:: Kaynak ::
Deniz canlılarının en büyük düşmanını uzman isim açıkladı
Abone olAkdeniz Üniversitesi Su Ürünleri Fakültesi Öğretim Üyesi Prof. Dr. Mehmet Gökoğlu, doğaya atılan plastiklerin zamanla mikroplastiklere dönüşerek havadan ya da akarsular aracılığıyla denize ulaştığına, bu durumun ise deniz canlıları üzerinde öldürücü etkiye sahip olduğunu söyledi. Mikroplastikleri sualtı kamerasıyla görüntüleyen Gökoğlu, bu kirlilik yüzünden deniz canlılarının popülasyonunda azalmalar yaşandığını kaydetti.
Deniz ekosistemi üzerine araştırmalar yapan Akdeniz Üniversitesi
Su Ürünleri Fakültesi Öğretim Üyesi Prof. Dr. Mehmet Gökoğlu, dün
Konyaaltı Sahili kıyı kesiminde gerçekleştirdiği dalış esnasında,
mikroplastik kümesini sualtı kamerasıyla görüntüledi. Gökoğlu,
gözle görülmeyen 5 milimin altındaki plastikleri su yüzeyinde
görüntüleyerek, bu görüntüleri sosyal medya hesabından uyarı olarak
paylaştı.
“Plastikleri doğaya atmayalım”
Kullanım kolaylığı nedeniyle günümüzde plastik kullanımının
arttığını ve doğaya atılan plastiklerin süreç içerisinde güneşle
parçalanıp havadan ya da akarsulardan denize geldiğine işaret eden
Prof. Dr. Mehmet Gökoğlu, oluşan mikroplastik sorununun denizlerde
çağın en büyük sorunu haline dönüştüğünü bildirdi.
“Denizler bu yüzyılda adeta plastik çöplüğü haline gelmeye başladı”
diyen Gökoğlu, “Vatandaşlarımız plastikleri doğaya atmasın”
uyarısında bulundu.
“Deniz canlılarını öldürüyor, hormonlarını
değiştiriyor”
:::
:: Veri bölümü ::
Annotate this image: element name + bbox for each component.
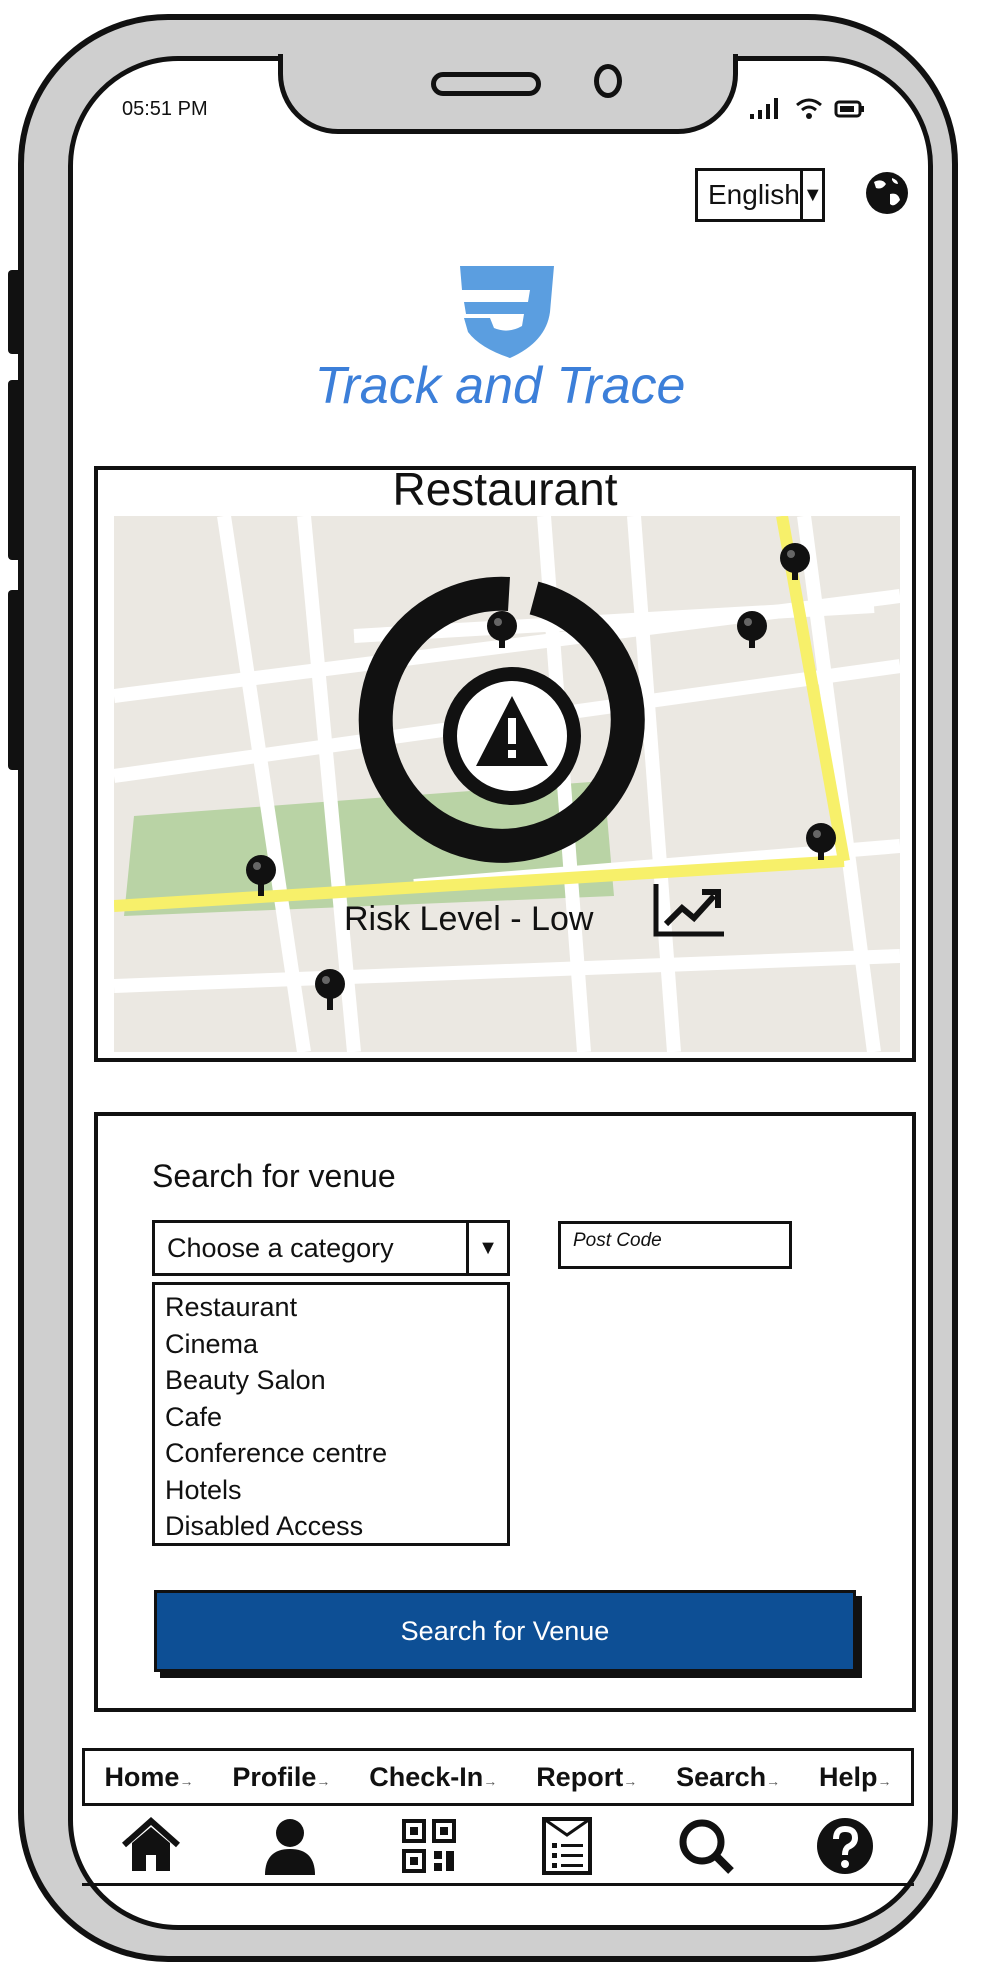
:::
**İstenen görevler**.
1. Mikroplastik haberine göre aşağıdaki soruları yanıtlayın:
(a) Gökoğlu dalışı hangi sahilin kıyı kesiminde yaptı?
(b) Gökoğlu'nun su yüzeyinde görüntülediği plastikler kaç milimin altındadır?
(c) Gökoğlu görüntüleri uyarı olarak nerede paylaştı?
2. Mikroplastik haberinde "Kullanım kolaylığı nedeniyle" ifadesinden "haline dönüştüğünü bildirdi." ifadesine kadar olan kısmı lütfen birebir kopyalayın.

**Görev sonuçları**.
1.
(a) Konyaaltı Sahili
(b) 5 milimin altında
(c) Sosyal medya hesabında

2.
Kullanım kolaylığı nedeniyle günümüzde plastik kullanımının
arttığını ve doğaya atılan plastiklerin süreç içerisinde güneşle
parçalanıp havadan ya da akarsulardan denize geldiğine işaret eden
Prof. Dr. Mehmet Gökoğlu, oluşan mikroplastik sorununun denizlerde
çağın en büyük sorunu haline dönüştüğünü bildirdi.